> _Task details_
Copy out the lines of the material from the line containing "zoom-in-button[interactable]: +: [427, 95, 451, 120]" up to and including the line containing "option-label: (C): [531, 248, 543, 258]", without changing anything.

[Region boundary data]
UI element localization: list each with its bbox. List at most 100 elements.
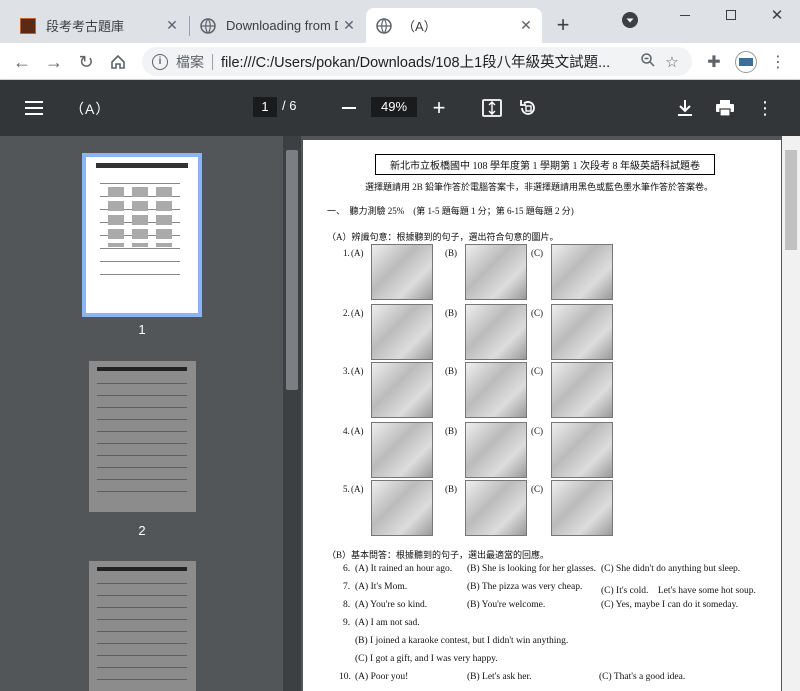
zoom-in-button[interactable]: +: [427, 95, 451, 120]
option-label: (B): [445, 426, 457, 436]
rotate-icon: [520, 100, 535, 115]
back-button[interactable]: ←: [8, 48, 36, 76]
page-scrollbar-thumb[interactable]: [785, 150, 797, 250]
answer-option: (C) She didn't do anything but sleep.: [601, 564, 741, 574]
option-label: (C): [531, 248, 543, 258]
zoom-level-input[interactable]: 49%: [371, 97, 417, 117]
fit-page-button[interactable]: [480, 96, 504, 120]
home-button[interactable]: [104, 48, 132, 76]
thumb-title-bar: [97, 367, 187, 371]
menu-icon: [25, 101, 43, 115]
answer-option: (A) It rained an hour ago.: [355, 564, 453, 574]
question-picture: [551, 362, 613, 418]
question-number: 6.: [343, 564, 351, 574]
arrow-right-icon: →: [45, 51, 63, 72]
option-label: (C): [531, 484, 543, 494]
answer-option: (C) I got a gift, and I was very happy.: [355, 654, 498, 664]
answer-option: (A) It's Mom.: [355, 582, 408, 592]
more-vert-icon: ⋮: [756, 97, 774, 118]
page-number-input[interactable]: 1: [253, 97, 277, 117]
document-title: （A）: [70, 101, 111, 117]
zoom-out-button[interactable]: [337, 96, 361, 120]
section-heading: 一、 聽力測驗 25% (第 1-5 題每題 1 分；第 6-15 題每題 2 …: [327, 206, 574, 216]
sidebar-scrollbar-thumb[interactable]: [286, 150, 298, 390]
option-label: (A): [351, 248, 364, 258]
question-number: 8.: [343, 600, 351, 610]
close-icon[interactable]: ✕: [341, 17, 357, 33]
reload-button[interactable]: ↻: [72, 48, 100, 76]
address-bar[interactable]: i 檔案 file:///C:/Users/pokan/Downloads/10…: [142, 47, 692, 76]
close-icon[interactable]: ✕: [164, 17, 180, 33]
option-label: (A): [351, 426, 364, 436]
option-label: (A): [351, 484, 364, 494]
maximize-icon: [726, 10, 736, 20]
thumbnail-page-1[interactable]: [82, 153, 202, 317]
avatar: [735, 51, 757, 73]
globe-icon: [376, 17, 392, 34]
print-button[interactable]: [713, 96, 737, 120]
browser-toolbar: ← → ↻ i 檔案 file:///C:/Users/pokan/Downlo…: [0, 43, 800, 80]
thumb-title-bar: [97, 567, 187, 571]
part-a-heading: （A）辨識句意：根據聽到的句子，選出符合句意的圖片。: [327, 232, 559, 242]
close-icon: ✕: [770, 7, 784, 24]
thumb-title-bar: [96, 163, 188, 168]
question-picture: [371, 362, 433, 418]
new-tab-button[interactable]: +: [551, 14, 575, 38]
close-window-button[interactable]: ✕: [754, 0, 800, 30]
tab-search-button[interactable]: [618, 8, 642, 32]
more-options-button[interactable]: ⋮: [753, 96, 777, 120]
question-picture: [551, 244, 613, 300]
tab-exam-bank[interactable]: 段考考古題庫 ✕: [8, 8, 188, 43]
question-number: 1.: [343, 248, 350, 258]
answer-option: (B) I joined a karaoke contest, but I di…: [355, 636, 569, 646]
question-number: 9.: [343, 618, 351, 628]
extensions-button[interactable]: ✚: [700, 48, 728, 76]
profile-button[interactable]: [732, 48, 760, 76]
total-pages-value: 6: [289, 98, 297, 113]
question-picture: [551, 480, 613, 536]
answer-option: (C) That's a good idea.: [599, 672, 686, 682]
question-picture: [465, 362, 527, 418]
option-label: (A): [351, 308, 364, 318]
minus-icon: [342, 107, 356, 109]
option-label: (B): [445, 248, 457, 258]
sidebar-toggle-button[interactable]: [22, 96, 46, 120]
pdf-toolbar: （A） 1 / 6 49% + ⋮: [0, 80, 800, 136]
option-label: (C): [531, 308, 543, 318]
option-label: (B): [445, 366, 457, 376]
tab-active-pdf[interactable]: （A） ✕: [366, 8, 542, 43]
star-icon[interactable]: ☆: [660, 53, 684, 71]
close-icon[interactable]: ✕: [518, 17, 534, 33]
page-scrollbar[interactable]: [782, 136, 800, 691]
question-picture: [551, 304, 613, 360]
thumb-content: [97, 577, 187, 691]
maximize-button[interactable]: [708, 0, 754, 30]
thumb-pictures: [132, 187, 148, 247]
thumbnail-page-2[interactable]: [89, 361, 196, 512]
zoom-icon[interactable]: [636, 52, 660, 72]
answer-option: (A) I am not sad.: [355, 618, 420, 628]
thumbnail-page-3[interactable]: [89, 561, 196, 691]
menu-button[interactable]: ⋮: [764, 48, 792, 76]
answer-option: (B) You're welcome.: [467, 600, 546, 610]
globe-icon: [200, 17, 216, 34]
rotate-button[interactable]: [516, 96, 540, 120]
tab-downloading[interactable]: Downloading from Drive ✕: [190, 8, 365, 43]
thumbnail-label: 2: [138, 523, 146, 538]
puzzle-icon: ✚: [707, 54, 721, 71]
question-number: 3.: [343, 366, 350, 376]
tab-label: （A）: [402, 19, 437, 34]
info-icon[interactable]: i: [152, 53, 168, 70]
minimize-button[interactable]: [662, 0, 708, 30]
question-picture: [371, 244, 433, 300]
instructions: 選擇題請用 2B 鉛筆作答於電腦答案卡，非選擇題請用黑色或藍色墨水筆作答於答案卷…: [365, 182, 714, 192]
question-picture: [371, 422, 433, 478]
forward-button[interactable]: →: [40, 48, 68, 76]
download-button[interactable]: [673, 96, 697, 120]
question-picture: [551, 422, 613, 478]
thumb-pictures: [156, 187, 172, 247]
chevron-down-icon: [622, 12, 638, 28]
part-b-heading: （B）基本問答：根據聽到的句子，選出最適當的回應。: [327, 550, 550, 560]
url-text[interactable]: file:///C:/Users/pokan/Downloads/108上1段八…: [221, 51, 636, 72]
question-picture: [371, 304, 433, 360]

> _Answer below_
zoom-in-button[interactable]: +: [427, 95, 451, 120]
option-label: (B): [445, 426, 457, 436]
rotate-icon: [520, 100, 535, 115]
back-button[interactable]: ←: [8, 48, 36, 76]
page-scrollbar-thumb[interactable]: [785, 150, 797, 250]
answer-option: (C) She didn't do anything but sleep.: [601, 564, 741, 574]
option-label: (C): [531, 248, 543, 258]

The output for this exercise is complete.